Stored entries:
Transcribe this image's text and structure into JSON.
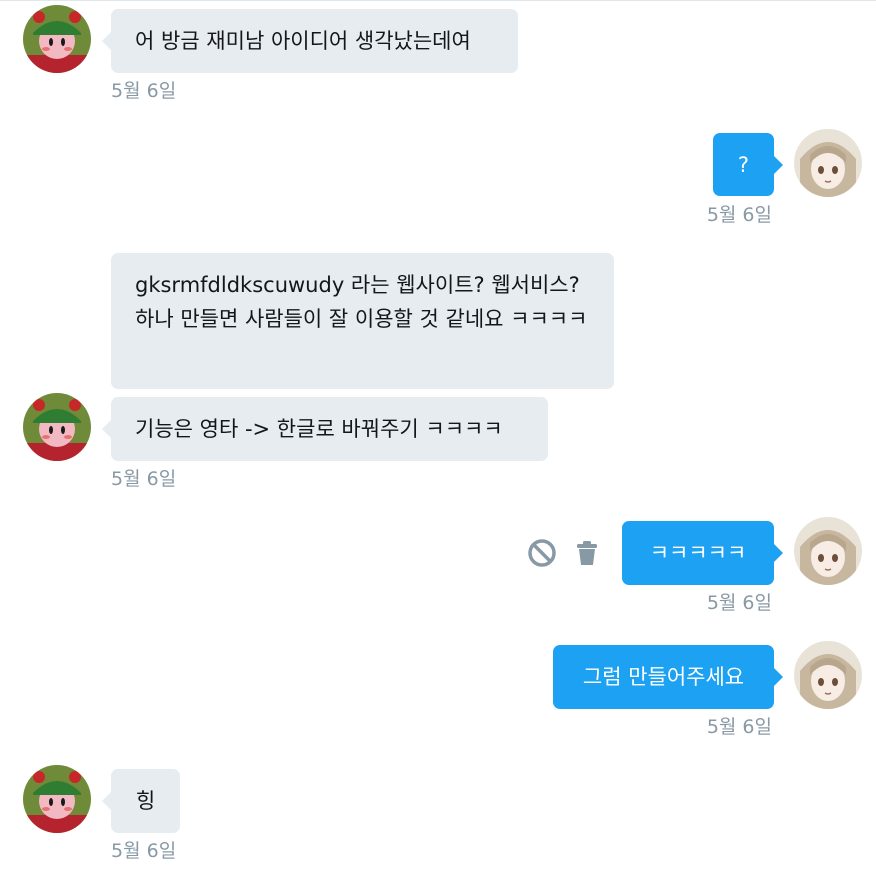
{
  "conversation": {
    "messages": [
      {
        "sender": "other",
        "text": "어 방금 재미남 아이디어 생각났는데여",
        "time": "5월 6일"
      },
      {
        "sender": "me",
        "text": "?",
        "time": "5월 6일"
      },
      {
        "sender": "other",
        "text": "gksrmfdldkscuwudy 라는 웹사이트? 웹서비스? 하나 만들면 사람들이 잘 이용할 것 같네요 ㅋㅋㅋㅋ"
      },
      {
        "sender": "other",
        "text": "기능은 영타 -> 한글로 바꿔주기 ㅋㅋㅋㅋ",
        "time": "5월 6일"
      },
      {
        "sender": "me",
        "text": "ㅋㅋㅋㅋㅋ",
        "time": "5월 6일"
      },
      {
        "sender": "me",
        "text": "그럼 만들어주세요",
        "time": "5월 6일"
      },
      {
        "sender": "other",
        "text": "힝",
        "time": "5월 6일"
      }
    ]
  },
  "icons": {
    "block": "block-icon",
    "delete": "trash-icon"
  },
  "colors": {
    "incoming_bubble": "#e6ecf0",
    "outgoing_bubble": "#1da1f2",
    "timestamp": "#8899a6"
  }
}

* INSTRUCTIONS FOR THE TASK
Print out the lines exactly, skipping any picture.

* EXERCISE SOLUTION
Transcribe this image's text and structure into JSON.
{
  "conversation": {
    "messages": [
      {
        "sender": "other",
        "text": "어 방금 재미남 아이디어 생각났는데여",
        "time": "5월 6일"
      },
      {
        "sender": "me",
        "text": "?",
        "time": "5월 6일"
      },
      {
        "sender": "other",
        "text": "gksrmfdldkscuwudy 라는 웹사이트? 웹서비스? 하나 만들면 사람들이 잘 이용할 것 같네요 ㅋㅋㅋㅋ"
      },
      {
        "sender": "other",
        "text": "기능은 영타 -> 한글로 바꿔주기 ㅋㅋㅋㅋ",
        "time": "5월 6일"
      },
      {
        "sender": "me",
        "text": "ㅋㅋㅋㅋㅋ",
        "time": "5월 6일"
      },
      {
        "sender": "me",
        "text": "그럼 만들어주세요",
        "time": "5월 6일"
      },
      {
        "sender": "other",
        "text": "힝",
        "time": "5월 6일"
      }
    ]
  },
  "icons": {
    "block": "block-icon",
    "delete": "trash-icon"
  },
  "colors": {
    "incoming_bubble": "#e6ecf0",
    "outgoing_bubble": "#1da1f2",
    "timestamp": "#8899a6"
  }
}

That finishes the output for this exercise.